--- Start of Materials provided ---

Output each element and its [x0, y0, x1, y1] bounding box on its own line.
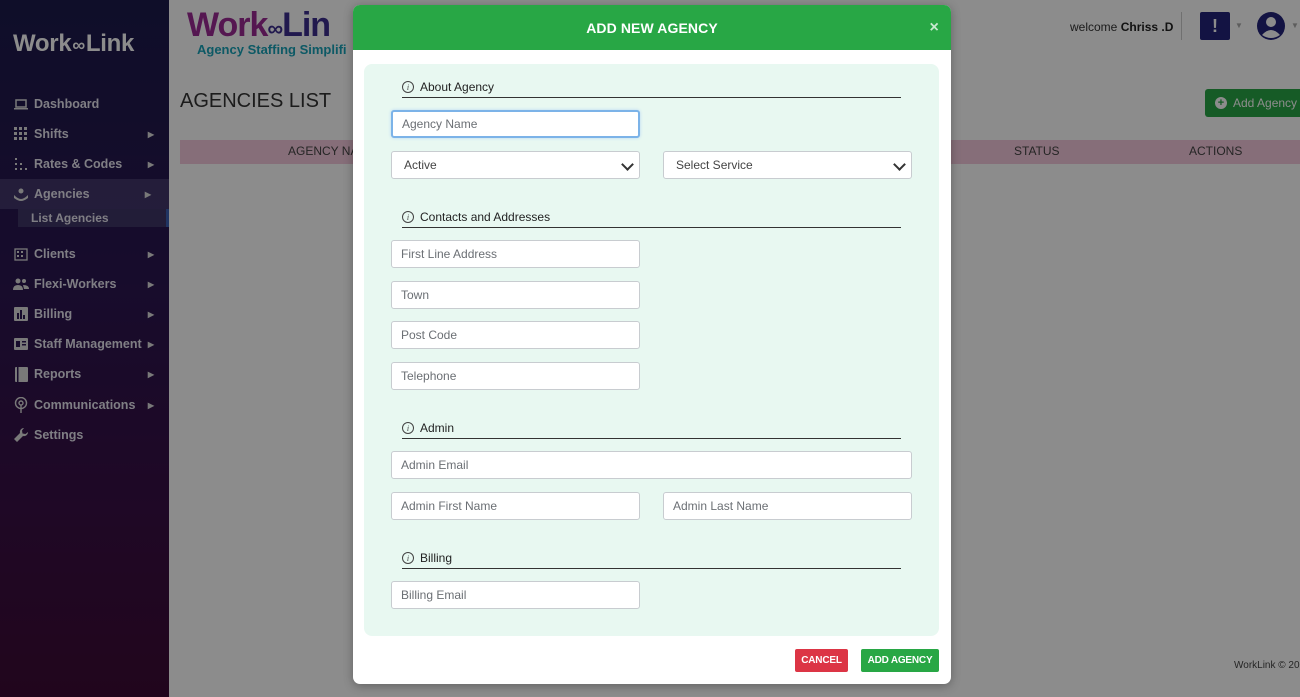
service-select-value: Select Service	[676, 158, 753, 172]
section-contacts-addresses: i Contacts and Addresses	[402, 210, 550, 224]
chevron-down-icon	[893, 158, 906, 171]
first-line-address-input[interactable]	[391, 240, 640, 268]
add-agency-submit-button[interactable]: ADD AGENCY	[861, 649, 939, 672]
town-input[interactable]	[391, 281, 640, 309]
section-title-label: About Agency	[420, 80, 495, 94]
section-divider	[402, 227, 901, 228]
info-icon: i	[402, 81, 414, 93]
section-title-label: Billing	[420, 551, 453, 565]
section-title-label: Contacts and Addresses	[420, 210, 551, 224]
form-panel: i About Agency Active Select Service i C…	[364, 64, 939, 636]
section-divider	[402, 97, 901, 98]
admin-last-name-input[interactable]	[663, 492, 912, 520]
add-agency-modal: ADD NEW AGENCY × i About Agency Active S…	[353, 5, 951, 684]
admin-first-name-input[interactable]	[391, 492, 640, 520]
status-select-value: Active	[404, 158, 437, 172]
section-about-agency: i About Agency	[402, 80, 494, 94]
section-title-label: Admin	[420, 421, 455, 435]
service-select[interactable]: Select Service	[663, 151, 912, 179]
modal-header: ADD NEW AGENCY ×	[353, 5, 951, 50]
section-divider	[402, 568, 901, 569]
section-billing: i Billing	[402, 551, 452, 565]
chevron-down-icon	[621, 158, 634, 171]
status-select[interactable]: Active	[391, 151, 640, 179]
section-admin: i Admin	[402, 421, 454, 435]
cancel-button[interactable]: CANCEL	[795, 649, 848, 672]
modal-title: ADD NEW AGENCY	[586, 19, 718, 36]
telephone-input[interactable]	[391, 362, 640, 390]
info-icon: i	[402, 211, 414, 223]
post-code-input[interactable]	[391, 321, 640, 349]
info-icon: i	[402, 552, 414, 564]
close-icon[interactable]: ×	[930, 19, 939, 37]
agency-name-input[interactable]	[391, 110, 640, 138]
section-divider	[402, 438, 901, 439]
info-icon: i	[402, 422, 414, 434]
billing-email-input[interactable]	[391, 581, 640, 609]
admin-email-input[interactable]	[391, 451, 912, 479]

--- End of Materials provided ---
--- Start of Materials provided ---

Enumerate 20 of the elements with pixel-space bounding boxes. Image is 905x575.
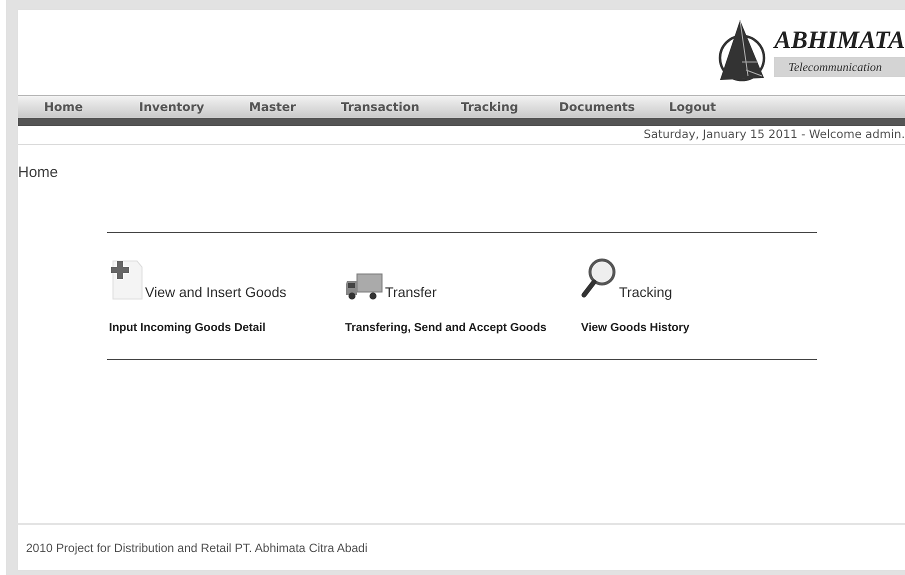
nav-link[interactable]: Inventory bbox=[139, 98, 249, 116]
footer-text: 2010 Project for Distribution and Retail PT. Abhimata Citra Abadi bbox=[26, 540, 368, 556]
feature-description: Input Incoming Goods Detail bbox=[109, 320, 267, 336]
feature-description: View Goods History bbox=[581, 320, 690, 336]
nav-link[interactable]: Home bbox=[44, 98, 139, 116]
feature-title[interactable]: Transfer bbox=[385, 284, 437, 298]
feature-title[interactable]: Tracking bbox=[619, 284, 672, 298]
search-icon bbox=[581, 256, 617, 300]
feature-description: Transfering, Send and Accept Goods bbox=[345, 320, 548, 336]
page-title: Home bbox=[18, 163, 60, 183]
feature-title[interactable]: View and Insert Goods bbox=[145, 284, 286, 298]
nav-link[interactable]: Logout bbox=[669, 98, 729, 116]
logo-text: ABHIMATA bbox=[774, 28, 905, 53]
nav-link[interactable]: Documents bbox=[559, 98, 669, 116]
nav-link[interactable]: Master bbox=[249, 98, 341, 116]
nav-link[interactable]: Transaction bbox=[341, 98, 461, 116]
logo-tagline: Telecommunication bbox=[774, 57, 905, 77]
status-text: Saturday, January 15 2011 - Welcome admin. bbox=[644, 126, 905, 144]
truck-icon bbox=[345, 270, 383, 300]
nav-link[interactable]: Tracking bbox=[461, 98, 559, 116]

--- End of Materials provided ---

The exercise: Change "Select Service" to "Choose Service" in the lines of the records from the line with "158, 753, 172]" to the line with "281, 640, 309]", leaving everything else the same. Return only those lines.

The result:
service-select-value: Choose Service	[676, 158, 753, 172]
section-contacts-addresses: i Contacts and Addresses	[402, 210, 550, 224]
chevron-down-icon	[893, 158, 906, 171]
first-line-address-input[interactable]	[391, 240, 640, 268]
add-agency-submit-button[interactable]: ADD AGENCY	[861, 649, 939, 672]
town-input[interactable]	[391, 281, 640, 309]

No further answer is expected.